_Exercise task:_ Find every line of the listing below where "document" appears, and copy it.

_Records for this task:_
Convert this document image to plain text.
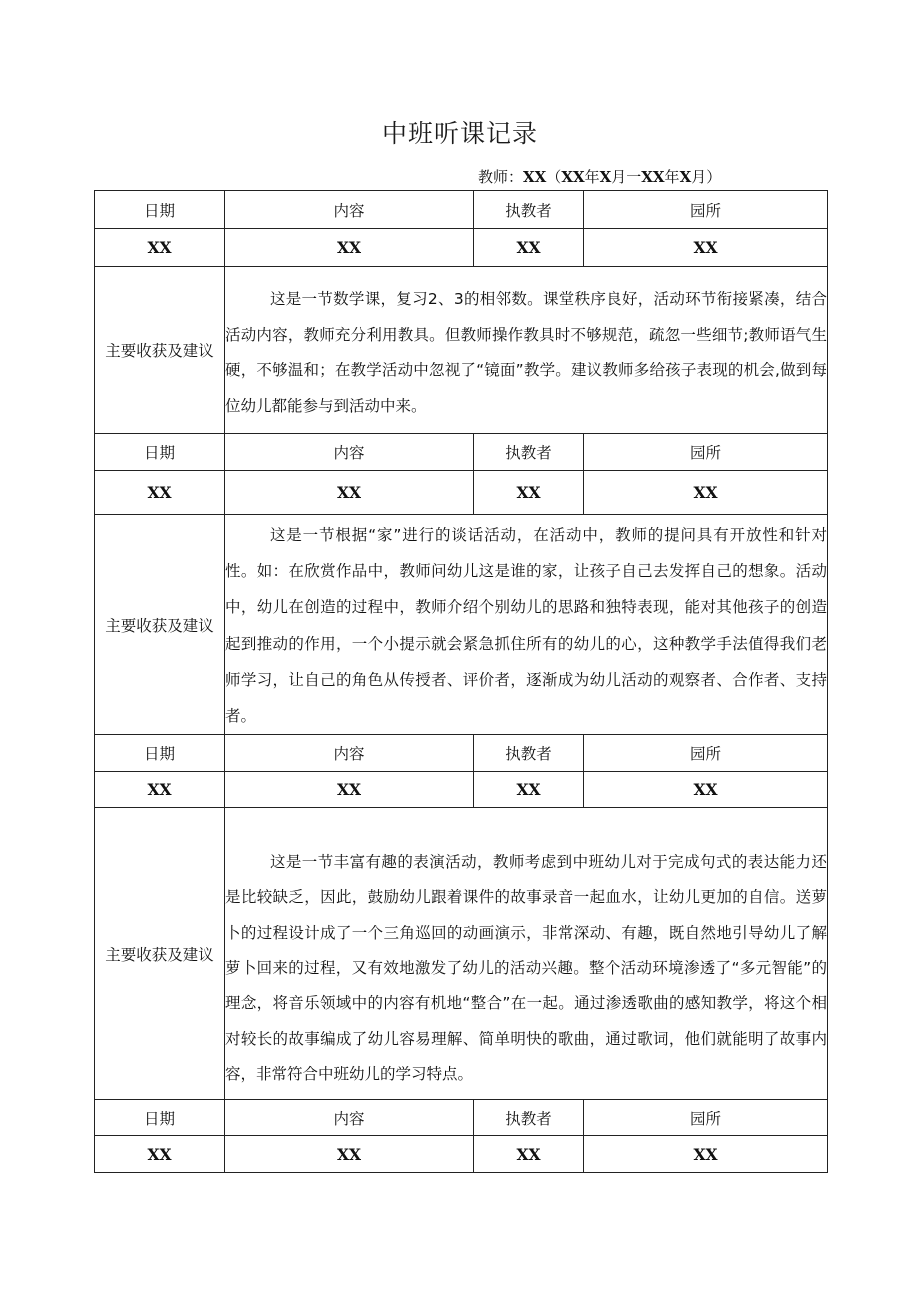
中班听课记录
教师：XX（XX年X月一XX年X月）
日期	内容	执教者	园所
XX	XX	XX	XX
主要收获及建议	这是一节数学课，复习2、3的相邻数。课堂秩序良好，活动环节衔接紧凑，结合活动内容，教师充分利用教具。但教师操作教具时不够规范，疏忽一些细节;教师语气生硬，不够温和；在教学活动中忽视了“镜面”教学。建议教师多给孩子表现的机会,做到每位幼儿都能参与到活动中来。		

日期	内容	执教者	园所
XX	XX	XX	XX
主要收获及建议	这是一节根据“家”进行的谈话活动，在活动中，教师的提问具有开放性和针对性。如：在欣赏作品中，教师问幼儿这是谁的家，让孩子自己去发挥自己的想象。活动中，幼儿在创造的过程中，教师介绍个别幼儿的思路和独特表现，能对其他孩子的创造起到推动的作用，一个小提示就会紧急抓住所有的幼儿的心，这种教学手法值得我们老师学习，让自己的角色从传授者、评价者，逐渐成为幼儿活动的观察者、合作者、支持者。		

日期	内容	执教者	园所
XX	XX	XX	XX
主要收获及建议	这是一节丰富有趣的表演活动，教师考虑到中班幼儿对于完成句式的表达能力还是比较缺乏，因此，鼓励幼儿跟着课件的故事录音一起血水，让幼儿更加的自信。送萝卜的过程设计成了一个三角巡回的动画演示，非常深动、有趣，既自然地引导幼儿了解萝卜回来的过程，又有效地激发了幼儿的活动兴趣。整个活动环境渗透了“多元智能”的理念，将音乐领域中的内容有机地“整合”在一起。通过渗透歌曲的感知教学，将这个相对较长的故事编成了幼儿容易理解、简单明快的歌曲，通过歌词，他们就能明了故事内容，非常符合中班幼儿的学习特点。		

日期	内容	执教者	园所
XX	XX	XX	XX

==

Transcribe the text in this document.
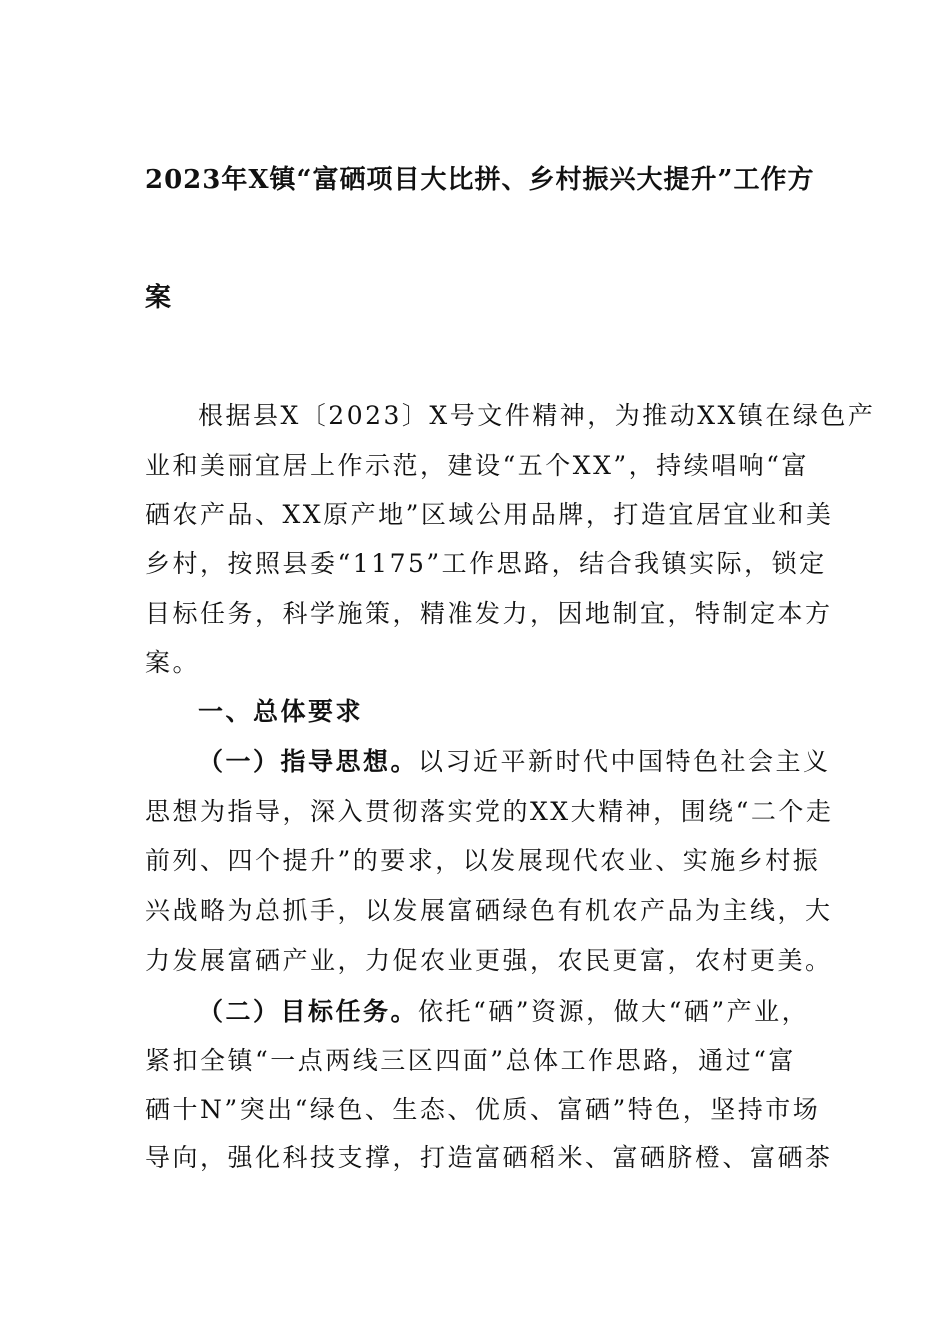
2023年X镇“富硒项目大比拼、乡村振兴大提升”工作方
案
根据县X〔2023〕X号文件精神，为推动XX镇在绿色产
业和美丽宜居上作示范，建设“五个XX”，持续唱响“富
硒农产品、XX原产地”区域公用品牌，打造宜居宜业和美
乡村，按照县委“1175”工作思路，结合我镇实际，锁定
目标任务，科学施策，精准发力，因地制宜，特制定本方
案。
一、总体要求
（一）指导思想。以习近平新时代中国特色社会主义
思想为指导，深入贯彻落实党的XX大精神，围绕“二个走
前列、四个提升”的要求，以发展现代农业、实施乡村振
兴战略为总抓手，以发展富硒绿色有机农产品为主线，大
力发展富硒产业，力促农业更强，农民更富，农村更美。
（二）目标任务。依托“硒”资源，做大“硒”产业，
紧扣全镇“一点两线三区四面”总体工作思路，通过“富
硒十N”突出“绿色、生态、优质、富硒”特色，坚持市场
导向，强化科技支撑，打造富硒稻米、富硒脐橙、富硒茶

==

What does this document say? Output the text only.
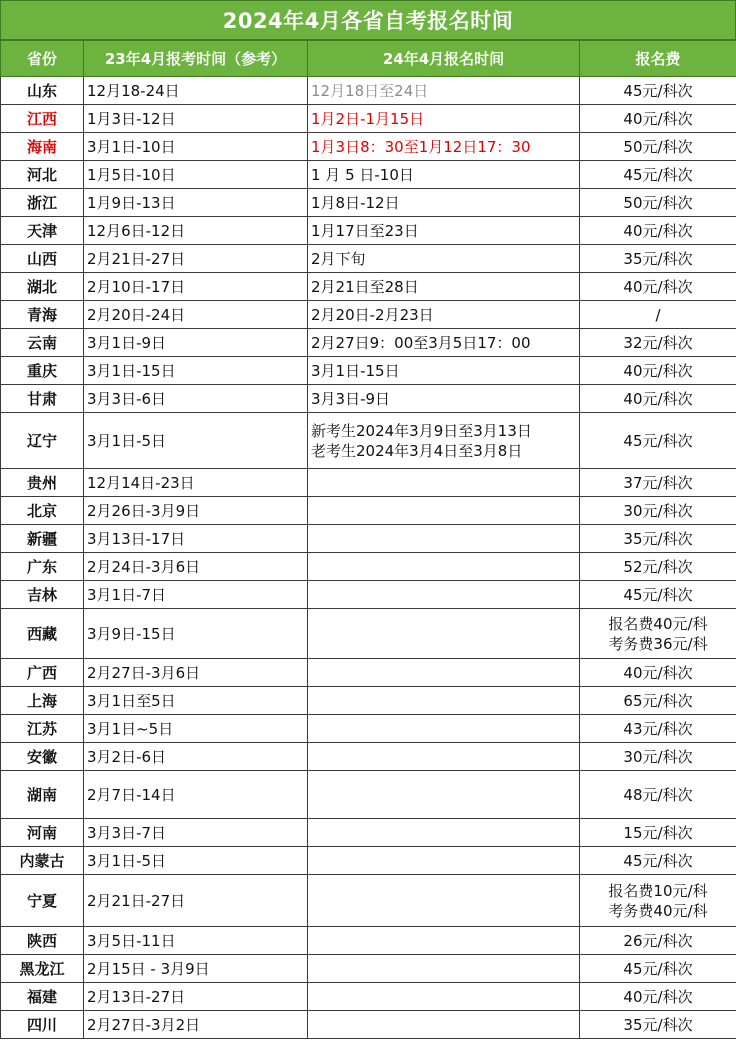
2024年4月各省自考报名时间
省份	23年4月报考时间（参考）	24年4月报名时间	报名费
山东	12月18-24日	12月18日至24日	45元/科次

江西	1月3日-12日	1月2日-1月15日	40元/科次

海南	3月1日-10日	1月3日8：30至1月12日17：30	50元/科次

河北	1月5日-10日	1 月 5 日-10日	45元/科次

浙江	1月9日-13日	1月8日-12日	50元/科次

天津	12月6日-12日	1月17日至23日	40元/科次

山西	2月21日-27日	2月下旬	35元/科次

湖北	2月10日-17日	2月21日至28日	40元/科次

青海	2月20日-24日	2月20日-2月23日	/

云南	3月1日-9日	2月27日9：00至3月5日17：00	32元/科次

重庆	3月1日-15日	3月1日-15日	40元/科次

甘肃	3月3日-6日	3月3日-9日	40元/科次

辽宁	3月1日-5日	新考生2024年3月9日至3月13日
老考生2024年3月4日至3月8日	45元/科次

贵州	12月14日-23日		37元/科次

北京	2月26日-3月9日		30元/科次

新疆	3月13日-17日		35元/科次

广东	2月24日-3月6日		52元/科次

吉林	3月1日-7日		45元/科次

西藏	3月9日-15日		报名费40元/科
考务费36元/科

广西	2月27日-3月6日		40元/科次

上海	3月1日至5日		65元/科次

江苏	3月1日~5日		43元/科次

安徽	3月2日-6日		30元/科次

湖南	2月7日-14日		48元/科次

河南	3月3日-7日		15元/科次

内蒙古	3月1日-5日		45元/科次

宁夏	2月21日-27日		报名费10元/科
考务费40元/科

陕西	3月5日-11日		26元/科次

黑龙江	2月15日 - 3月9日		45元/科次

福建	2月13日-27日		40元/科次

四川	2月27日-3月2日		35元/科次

_Right answer:_
Convert this document image to plain text.
Transcribe the text in this document.
What does this document say? Output the text only.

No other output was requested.